— Written task —
Lines containing the string "ylabel" are to be counted; report the total by itself.

— Data rows —

## begin

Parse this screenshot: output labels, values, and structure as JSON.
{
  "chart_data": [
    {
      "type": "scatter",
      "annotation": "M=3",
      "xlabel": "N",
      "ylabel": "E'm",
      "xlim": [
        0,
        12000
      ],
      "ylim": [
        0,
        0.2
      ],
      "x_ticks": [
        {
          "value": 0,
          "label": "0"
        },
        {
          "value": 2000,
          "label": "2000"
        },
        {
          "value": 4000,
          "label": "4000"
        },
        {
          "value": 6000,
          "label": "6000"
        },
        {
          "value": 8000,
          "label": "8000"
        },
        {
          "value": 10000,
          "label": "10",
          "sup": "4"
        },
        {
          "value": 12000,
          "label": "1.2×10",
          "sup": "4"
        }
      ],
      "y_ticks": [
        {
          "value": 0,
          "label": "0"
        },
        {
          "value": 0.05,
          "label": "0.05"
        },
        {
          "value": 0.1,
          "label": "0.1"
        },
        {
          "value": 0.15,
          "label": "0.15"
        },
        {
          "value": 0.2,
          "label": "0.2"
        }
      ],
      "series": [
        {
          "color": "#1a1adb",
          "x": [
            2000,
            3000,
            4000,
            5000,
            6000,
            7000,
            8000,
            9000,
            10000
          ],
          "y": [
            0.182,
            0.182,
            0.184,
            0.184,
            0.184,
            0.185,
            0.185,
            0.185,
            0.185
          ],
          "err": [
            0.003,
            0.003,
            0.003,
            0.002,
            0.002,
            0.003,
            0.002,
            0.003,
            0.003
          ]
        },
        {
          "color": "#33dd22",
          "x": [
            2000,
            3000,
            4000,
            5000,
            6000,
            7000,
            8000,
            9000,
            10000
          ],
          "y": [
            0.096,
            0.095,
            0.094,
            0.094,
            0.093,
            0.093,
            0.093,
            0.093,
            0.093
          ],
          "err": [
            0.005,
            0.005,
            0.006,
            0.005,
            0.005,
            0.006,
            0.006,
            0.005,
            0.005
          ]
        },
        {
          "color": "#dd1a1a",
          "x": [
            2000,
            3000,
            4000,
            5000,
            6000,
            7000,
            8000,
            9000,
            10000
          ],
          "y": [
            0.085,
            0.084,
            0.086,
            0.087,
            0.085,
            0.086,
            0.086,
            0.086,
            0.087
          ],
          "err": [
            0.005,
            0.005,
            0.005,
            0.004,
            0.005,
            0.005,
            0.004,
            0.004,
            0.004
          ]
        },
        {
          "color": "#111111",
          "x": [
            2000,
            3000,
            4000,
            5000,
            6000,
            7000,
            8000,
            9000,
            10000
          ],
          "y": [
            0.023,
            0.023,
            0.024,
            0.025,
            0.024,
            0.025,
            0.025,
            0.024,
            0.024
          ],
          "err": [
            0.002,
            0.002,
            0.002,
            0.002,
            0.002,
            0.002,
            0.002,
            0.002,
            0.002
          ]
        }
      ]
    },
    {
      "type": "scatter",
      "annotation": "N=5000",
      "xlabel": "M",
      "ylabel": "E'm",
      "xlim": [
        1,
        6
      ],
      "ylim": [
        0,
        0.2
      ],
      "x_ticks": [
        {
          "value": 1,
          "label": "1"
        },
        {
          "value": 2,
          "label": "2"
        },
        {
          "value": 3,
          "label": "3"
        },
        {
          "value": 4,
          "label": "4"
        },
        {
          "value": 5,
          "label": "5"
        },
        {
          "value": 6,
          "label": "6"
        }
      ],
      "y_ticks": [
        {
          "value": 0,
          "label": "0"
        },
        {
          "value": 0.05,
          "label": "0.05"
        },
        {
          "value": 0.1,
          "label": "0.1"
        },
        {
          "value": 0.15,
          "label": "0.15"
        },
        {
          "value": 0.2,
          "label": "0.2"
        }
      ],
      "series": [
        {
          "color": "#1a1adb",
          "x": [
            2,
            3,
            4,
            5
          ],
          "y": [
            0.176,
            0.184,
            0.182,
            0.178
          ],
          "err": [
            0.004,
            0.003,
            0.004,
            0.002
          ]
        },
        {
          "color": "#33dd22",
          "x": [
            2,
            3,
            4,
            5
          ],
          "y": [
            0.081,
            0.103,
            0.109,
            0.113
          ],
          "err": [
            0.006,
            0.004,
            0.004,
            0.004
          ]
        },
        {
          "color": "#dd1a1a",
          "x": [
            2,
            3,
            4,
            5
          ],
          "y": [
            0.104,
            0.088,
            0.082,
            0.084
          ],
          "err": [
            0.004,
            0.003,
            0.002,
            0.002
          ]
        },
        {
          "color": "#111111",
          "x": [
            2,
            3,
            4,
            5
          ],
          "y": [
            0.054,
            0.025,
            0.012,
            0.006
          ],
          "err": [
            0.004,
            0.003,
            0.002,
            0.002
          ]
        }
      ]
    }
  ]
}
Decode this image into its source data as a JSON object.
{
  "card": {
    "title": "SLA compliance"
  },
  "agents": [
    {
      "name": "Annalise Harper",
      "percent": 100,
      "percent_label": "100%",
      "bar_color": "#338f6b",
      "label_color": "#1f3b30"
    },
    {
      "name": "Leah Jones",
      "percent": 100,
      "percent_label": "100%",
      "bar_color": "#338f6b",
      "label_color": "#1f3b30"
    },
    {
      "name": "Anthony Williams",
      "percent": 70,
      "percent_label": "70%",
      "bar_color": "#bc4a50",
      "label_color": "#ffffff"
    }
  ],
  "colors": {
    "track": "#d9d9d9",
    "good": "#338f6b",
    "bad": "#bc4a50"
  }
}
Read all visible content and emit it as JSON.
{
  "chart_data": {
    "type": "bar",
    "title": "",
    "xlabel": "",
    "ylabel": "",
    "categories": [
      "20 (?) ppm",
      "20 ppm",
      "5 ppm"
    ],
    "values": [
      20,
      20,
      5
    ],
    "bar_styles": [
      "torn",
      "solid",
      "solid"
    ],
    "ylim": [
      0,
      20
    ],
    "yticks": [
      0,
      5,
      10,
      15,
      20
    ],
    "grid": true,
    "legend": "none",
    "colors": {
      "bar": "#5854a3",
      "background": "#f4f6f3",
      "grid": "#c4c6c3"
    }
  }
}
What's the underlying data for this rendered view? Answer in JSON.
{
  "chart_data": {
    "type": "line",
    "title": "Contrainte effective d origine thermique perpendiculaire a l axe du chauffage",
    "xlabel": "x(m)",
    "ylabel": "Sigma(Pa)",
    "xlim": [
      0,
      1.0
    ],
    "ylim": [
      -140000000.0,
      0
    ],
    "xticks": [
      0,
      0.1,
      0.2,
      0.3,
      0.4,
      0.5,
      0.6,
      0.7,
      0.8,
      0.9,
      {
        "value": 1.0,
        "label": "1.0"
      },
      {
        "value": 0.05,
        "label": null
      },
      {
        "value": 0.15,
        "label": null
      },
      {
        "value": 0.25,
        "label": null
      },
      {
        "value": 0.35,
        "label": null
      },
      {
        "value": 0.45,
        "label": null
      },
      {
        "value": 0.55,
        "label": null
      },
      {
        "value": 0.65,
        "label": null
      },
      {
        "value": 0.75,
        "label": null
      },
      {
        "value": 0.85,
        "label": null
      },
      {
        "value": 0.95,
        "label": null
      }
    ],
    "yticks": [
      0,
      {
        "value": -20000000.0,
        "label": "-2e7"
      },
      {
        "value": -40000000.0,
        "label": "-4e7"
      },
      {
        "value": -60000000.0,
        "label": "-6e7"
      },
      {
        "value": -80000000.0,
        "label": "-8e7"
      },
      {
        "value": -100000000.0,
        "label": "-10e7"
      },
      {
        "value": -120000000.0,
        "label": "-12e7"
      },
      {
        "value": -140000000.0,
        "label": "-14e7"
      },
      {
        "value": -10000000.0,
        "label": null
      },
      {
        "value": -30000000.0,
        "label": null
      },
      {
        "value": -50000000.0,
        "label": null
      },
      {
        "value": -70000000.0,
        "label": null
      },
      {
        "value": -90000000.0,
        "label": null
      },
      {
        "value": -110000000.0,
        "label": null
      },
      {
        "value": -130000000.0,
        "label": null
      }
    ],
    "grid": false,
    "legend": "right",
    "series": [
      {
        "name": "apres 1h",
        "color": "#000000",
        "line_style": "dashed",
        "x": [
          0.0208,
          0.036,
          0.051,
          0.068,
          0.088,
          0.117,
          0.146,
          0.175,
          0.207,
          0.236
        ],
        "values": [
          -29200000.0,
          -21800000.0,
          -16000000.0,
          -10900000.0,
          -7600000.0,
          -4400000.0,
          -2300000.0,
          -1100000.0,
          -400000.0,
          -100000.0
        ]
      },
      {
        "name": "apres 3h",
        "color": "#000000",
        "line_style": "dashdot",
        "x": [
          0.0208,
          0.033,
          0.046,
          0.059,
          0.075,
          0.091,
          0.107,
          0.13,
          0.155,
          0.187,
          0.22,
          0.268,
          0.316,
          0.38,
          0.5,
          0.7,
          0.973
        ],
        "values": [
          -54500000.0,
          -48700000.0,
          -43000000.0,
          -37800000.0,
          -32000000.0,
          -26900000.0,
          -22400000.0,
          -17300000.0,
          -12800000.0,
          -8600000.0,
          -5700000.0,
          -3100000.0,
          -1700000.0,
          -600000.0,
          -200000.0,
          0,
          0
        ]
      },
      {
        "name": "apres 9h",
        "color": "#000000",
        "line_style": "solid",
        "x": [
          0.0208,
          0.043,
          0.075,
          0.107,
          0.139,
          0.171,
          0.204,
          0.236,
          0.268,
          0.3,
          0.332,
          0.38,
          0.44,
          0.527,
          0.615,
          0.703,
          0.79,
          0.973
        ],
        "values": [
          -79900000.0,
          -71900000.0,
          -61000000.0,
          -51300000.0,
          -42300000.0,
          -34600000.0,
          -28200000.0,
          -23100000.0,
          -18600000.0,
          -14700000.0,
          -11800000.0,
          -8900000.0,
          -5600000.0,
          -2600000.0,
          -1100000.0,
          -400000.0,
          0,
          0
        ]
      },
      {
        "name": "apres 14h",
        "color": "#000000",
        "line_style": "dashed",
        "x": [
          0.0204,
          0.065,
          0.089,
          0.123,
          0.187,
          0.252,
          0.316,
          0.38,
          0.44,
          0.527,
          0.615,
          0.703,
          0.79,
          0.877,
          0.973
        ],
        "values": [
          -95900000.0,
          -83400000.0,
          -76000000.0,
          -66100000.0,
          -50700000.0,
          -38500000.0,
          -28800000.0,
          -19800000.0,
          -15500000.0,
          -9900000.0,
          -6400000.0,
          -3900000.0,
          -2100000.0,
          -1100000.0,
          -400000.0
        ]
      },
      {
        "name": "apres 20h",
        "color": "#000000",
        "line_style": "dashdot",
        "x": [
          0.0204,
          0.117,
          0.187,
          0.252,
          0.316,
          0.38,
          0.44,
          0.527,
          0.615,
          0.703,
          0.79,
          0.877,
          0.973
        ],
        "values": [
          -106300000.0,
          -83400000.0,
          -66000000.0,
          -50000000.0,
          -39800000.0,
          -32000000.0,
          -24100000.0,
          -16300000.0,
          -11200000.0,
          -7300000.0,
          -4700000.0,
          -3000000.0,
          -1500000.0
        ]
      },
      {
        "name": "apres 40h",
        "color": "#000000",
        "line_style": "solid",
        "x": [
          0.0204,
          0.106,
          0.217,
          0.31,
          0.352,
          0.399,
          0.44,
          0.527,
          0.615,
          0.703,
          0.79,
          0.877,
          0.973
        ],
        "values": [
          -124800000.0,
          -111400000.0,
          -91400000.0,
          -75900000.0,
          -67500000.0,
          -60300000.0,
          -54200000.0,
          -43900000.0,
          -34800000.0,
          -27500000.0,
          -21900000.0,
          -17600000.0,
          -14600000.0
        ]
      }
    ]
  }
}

## end

— Solved exercise —
4